## [Data shown]
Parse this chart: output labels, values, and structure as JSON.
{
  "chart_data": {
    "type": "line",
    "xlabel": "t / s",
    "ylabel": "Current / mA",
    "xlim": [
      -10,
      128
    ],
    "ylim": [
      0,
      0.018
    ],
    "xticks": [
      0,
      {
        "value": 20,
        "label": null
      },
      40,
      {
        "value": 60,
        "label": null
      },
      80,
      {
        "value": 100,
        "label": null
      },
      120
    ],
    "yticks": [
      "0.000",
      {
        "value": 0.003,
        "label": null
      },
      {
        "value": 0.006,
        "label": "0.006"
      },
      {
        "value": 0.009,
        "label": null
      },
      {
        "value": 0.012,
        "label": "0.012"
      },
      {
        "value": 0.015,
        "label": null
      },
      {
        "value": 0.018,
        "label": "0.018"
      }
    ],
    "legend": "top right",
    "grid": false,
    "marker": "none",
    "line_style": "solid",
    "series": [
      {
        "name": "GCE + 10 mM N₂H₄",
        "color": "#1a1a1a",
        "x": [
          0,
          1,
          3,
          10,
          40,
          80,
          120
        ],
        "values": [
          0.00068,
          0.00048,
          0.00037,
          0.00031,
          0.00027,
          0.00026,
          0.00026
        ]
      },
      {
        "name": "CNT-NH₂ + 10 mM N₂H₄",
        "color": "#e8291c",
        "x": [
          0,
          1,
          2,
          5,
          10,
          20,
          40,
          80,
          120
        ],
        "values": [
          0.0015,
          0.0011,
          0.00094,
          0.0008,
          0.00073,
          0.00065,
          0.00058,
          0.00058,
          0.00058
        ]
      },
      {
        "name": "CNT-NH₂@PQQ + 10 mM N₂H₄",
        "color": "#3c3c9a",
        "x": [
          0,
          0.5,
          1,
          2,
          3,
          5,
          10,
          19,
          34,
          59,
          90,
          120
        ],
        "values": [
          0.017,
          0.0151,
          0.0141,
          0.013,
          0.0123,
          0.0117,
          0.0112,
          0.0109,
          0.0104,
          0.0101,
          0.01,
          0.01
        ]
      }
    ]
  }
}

## [Description of the task]
Check each line of the records for "name" and copy the ones that contain it.

## [Full answer]
        "name": "GCE + 10 mM N₂H₄",
        "name": "CNT-NH₂ + 10 mM N₂H₄",
        "name": "CNT-NH₂@PQQ + 10 mM N₂H₄",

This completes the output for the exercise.